_What the task requires:_ Each entry must be reproduced precisely as it stands.

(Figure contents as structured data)
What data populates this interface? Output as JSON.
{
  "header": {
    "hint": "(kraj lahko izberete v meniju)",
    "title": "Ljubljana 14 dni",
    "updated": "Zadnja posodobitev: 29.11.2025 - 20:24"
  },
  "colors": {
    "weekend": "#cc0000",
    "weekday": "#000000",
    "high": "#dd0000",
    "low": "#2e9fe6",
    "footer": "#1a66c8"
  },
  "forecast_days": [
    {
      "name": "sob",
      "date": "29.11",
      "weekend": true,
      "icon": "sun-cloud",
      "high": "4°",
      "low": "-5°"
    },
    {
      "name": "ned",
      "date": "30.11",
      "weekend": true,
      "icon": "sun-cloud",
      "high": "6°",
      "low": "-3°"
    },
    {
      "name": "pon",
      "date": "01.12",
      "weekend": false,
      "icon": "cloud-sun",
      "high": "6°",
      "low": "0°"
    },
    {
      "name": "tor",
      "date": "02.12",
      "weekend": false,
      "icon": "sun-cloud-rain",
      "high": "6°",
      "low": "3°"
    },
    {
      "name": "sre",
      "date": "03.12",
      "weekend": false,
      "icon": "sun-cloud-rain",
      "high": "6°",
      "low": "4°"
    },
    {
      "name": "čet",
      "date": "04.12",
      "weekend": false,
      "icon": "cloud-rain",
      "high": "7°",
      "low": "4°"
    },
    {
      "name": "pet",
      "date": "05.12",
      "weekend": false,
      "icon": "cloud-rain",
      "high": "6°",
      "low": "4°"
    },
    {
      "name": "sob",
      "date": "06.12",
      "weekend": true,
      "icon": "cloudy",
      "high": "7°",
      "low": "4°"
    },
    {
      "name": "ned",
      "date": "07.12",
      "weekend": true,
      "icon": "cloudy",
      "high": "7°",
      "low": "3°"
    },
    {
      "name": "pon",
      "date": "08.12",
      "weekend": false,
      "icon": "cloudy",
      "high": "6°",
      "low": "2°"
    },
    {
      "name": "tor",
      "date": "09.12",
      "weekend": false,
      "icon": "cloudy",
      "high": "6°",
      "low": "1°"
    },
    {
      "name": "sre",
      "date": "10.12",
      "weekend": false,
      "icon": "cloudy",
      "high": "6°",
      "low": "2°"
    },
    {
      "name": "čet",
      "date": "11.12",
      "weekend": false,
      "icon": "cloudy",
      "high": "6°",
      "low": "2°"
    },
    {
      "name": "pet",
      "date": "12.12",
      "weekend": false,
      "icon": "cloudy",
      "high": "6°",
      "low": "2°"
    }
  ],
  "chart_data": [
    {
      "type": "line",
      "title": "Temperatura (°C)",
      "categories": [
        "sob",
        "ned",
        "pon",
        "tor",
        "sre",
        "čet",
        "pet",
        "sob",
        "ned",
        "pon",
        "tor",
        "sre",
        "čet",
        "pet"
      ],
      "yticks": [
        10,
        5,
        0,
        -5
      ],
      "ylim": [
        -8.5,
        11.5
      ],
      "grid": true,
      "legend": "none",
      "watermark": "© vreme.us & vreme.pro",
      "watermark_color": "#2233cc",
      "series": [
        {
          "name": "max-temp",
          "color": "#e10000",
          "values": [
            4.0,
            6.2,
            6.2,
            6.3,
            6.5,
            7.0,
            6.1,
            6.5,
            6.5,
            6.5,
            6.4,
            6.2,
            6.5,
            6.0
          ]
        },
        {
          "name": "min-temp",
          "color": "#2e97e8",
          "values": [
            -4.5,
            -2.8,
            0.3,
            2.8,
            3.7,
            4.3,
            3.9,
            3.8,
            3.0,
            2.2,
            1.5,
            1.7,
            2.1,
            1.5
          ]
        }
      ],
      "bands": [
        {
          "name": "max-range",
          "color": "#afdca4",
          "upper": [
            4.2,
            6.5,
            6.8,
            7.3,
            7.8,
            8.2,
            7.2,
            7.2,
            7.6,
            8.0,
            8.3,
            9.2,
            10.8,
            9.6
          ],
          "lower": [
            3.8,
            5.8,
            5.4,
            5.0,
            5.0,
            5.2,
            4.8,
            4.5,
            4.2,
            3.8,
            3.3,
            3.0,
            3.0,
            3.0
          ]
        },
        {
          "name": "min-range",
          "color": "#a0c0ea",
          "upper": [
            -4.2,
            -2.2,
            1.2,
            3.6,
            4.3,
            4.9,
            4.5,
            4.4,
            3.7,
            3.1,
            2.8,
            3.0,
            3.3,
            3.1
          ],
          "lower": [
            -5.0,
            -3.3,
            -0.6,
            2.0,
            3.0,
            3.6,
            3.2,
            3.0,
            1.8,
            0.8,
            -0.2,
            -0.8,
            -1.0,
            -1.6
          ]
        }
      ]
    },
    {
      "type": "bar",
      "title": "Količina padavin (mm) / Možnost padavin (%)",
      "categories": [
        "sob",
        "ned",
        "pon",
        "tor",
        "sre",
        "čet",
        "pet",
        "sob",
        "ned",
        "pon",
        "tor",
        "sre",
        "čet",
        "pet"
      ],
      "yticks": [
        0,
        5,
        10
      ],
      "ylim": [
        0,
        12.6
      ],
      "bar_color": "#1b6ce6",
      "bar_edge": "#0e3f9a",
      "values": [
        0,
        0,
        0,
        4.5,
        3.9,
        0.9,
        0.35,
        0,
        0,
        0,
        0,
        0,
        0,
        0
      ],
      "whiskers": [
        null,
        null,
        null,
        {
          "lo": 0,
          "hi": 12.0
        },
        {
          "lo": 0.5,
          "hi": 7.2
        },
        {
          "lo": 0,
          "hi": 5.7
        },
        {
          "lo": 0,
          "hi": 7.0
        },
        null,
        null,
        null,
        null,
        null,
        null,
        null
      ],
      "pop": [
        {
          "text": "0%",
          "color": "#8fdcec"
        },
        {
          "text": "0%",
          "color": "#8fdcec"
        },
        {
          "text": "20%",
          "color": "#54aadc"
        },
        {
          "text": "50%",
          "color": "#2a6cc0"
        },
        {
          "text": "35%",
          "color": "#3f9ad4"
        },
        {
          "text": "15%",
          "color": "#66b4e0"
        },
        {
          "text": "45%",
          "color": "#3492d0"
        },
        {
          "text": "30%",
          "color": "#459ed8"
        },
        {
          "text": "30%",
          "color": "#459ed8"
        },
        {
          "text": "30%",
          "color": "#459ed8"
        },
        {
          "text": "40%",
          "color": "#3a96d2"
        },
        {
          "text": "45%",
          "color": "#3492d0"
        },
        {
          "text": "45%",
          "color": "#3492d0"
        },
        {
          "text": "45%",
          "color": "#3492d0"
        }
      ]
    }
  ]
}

_Response to this exercise:_
What data populates this interface? Output as JSON.
{
  "header": {
    "hint": "(kraj lahko izberete v meniju)",
    "title": "Ljubljana 14 dni",
    "updated": "Zadnja posodobitev: 29.11.2025 - 20:24"
  },
  "colors": {
    "weekend": "#cc0000",
    "weekday": "#000000",
    "high": "#dd0000",
    "low": "#2e9fe6",
    "footer": "#1a66c8"
  },
  "forecast_days": [
    {
      "name": "sob",
      "date": "29.11",
      "weekend": true,
      "icon": "sun-cloud",
      "high": "4°",
      "low": "-5°"
    },
    {
      "name": "ned",
      "date": "30.11",
      "weekend": true,
      "icon": "sun-cloud",
      "high": "6°",
      "low": "-3°"
    },
    {
      "name": "pon",
      "date": "01.12",
      "weekend": false,
      "icon": "cloud-sun",
      "high": "6°",
      "low": "0°"
    },
    {
      "name": "tor",
      "date": "02.12",
      "weekend": false,
      "icon": "sun-cloud-rain",
      "high": "6°",
      "low": "3°"
    },
    {
      "name": "sre",
      "date": "03.12",
      "weekend": false,
      "icon": "sun-cloud-rain",
      "high": "6°",
      "low": "4°"
    },
    {
      "name": "čet",
      "date": "04.12",
      "weekend": false,
      "icon": "cloud-rain",
      "high": "7°",
      "low": "4°"
    },
    {
      "name": "pet",
      "date": "05.12",
      "weekend": false,
      "icon": "cloud-rain",
      "high": "6°",
      "low": "4°"
    },
    {
      "name": "sob",
      "date": "06.12",
      "weekend": true,
      "icon": "cloudy",
      "high": "7°",
      "low": "4°"
    },
    {
      "name": "ned",
      "date": "07.12",
      "weekend": true,
      "icon": "cloudy",
      "high": "7°",
      "low": "3°"
    },
    {
      "name": "pon",
      "date": "08.12",
      "weekend": false,
      "icon": "cloudy",
      "high": "6°",
      "low": "2°"
    },
    {
      "name": "tor",
      "date": "09.12",
      "weekend": false,
      "icon": "cloudy",
      "high": "6°",
      "low": "1°"
    },
    {
      "name": "sre",
      "date": "10.12",
      "weekend": false,
      "icon": "cloudy",
      "high": "6°",
      "low": "2°"
    },
    {
      "name": "čet",
      "date": "11.12",
      "weekend": false,
      "icon": "cloudy",
      "high": "6°",
      "low": "2°"
    },
    {
      "name": "pet",
      "date": "12.12",
      "weekend": false,
      "icon": "cloudy",
      "high": "6°",
      "low": "2°"
    }
  ],
  "chart_data": [
    {
      "type": "line",
      "title": "Temperatura (°C)",
      "categories": [
        "sob",
        "ned",
        "pon",
        "tor",
        "sre",
        "čet",
        "pet",
        "sob",
        "ned",
        "pon",
        "tor",
        "sre",
        "čet",
        "pet"
      ],
      "yticks": [
        10,
        5,
        0,
        -5
      ],
      "ylim": [
        -8.5,
        11.5
      ],
      "grid": true,
      "legend": "none",
      "watermark": "© vreme.us & vreme.pro",
      "watermark_color": "#2233cc",
      "series": [
        {
          "name": "max-temp",
          "color": "#e10000",
          "values": [
            4.0,
            6.2,
            6.2,
            6.3,
            6.5,
            7.0,
            6.1,
            6.5,
            6.5,
            6.5,
            6.4,
            6.2,
            6.5,
            6.0
          ]
        },
        {
          "name": "min-temp",
          "color": "#2e97e8",
          "values": [
            -4.5,
            -2.8,
            0.3,
            2.8,
            3.7,
            4.3,
            3.9,
            3.8,
            3.0,
            2.2,
            1.5,
            1.7,
            2.1,
            1.5
          ]
        }
      ],
      "bands": [
        {
          "name": "max-range",
          "color": "#afdca4",
          "upper": [
            4.2,
            6.5,
            6.8,
            7.3,
            7.8,
            8.2,
            7.2,
            7.2,
            7.6,
            8.0,
            8.3,
            9.2,
            10.8,
            9.6
          ],
          "lower": [
            3.8,
            5.8,
            5.4,
            5.0,
            5.0,
            5.2,
            4.8,
            4.5,
            4.2,
            3.8,
            3.3,
            3.0,
            3.0,
            3.0
          ]
        },
        {
          "name": "min-range",
          "color": "#a0c0ea",
          "upper": [
            -4.2,
            -2.2,
            1.2,
            3.6,
            4.3,
            4.9,
            4.5,
            4.4,
            3.7,
            3.1,
            2.8,
            3.0,
            3.3,
            3.1
          ],
          "lower": [
            -5.0,
            -3.3,
            -0.6,
            2.0,
            3.0,
            3.6,
            3.2,
            3.0,
            1.8,
            0.8,
            -0.2,
            -0.8,
            -1.0,
            -1.6
          ]
        }
      ]
    },
    {
      "type": "bar",
      "title": "Količina padavin (mm) / Možnost padavin (%)",
      "categories": [
        "sob",
        "ned",
        "pon",
        "tor",
        "sre",
        "čet",
        "pet",
        "sob",
        "ned",
        "pon",
        "tor",
        "sre",
        "čet",
        "pet"
      ],
      "yticks": [
        0,
        5,
        10
      ],
      "ylim": [
        0,
        12.6
      ],
      "bar_color": "#1b6ce6",
      "bar_edge": "#0e3f9a",
      "values": [
        0,
        0,
        0,
        4.5,
        3.9,
        0.9,
        0.35,
        0,
        0,
        0,
        0,
        0,
        0,
        0
      ],
      "whiskers": [
        null,
        null,
        null,
        {
          "lo": 0,
          "hi": 12.0
        },
        {
          "lo": 0.5,
          "hi": 7.2
        },
        {
          "lo": 0,
          "hi": 5.7
        },
        {
          "lo": 0,
          "hi": 7.0
        },
        null,
        null,
        null,
        null,
        null,
        null,
        null
      ],
      "pop": [
        {
          "text": "0%",
          "color": "#8fdcec"
        },
        {
          "text": "0%",
          "color": "#8fdcec"
        },
        {
          "text": "20%",
          "color": "#54aadc"
        },
        {
          "text": "50%",
          "color": "#2a6cc0"
        },
        {
          "text": "35%",
          "color": "#3f9ad4"
        },
        {
          "text": "15%",
          "color": "#66b4e0"
        },
        {
          "text": "45%",
          "color": "#3492d0"
        },
        {
          "text": "30%",
          "color": "#459ed8"
        },
        {
          "text": "30%",
          "color": "#459ed8"
        },
        {
          "text": "30%",
          "color": "#459ed8"
        },
        {
          "text": "40%",
          "color": "#3a96d2"
        },
        {
          "text": "45%",
          "color": "#3492d0"
        },
        {
          "text": "45%",
          "color": "#3492d0"
        },
        {
          "text": "45%",
          "color": "#3492d0"
        }
      ]
    }
  ]
}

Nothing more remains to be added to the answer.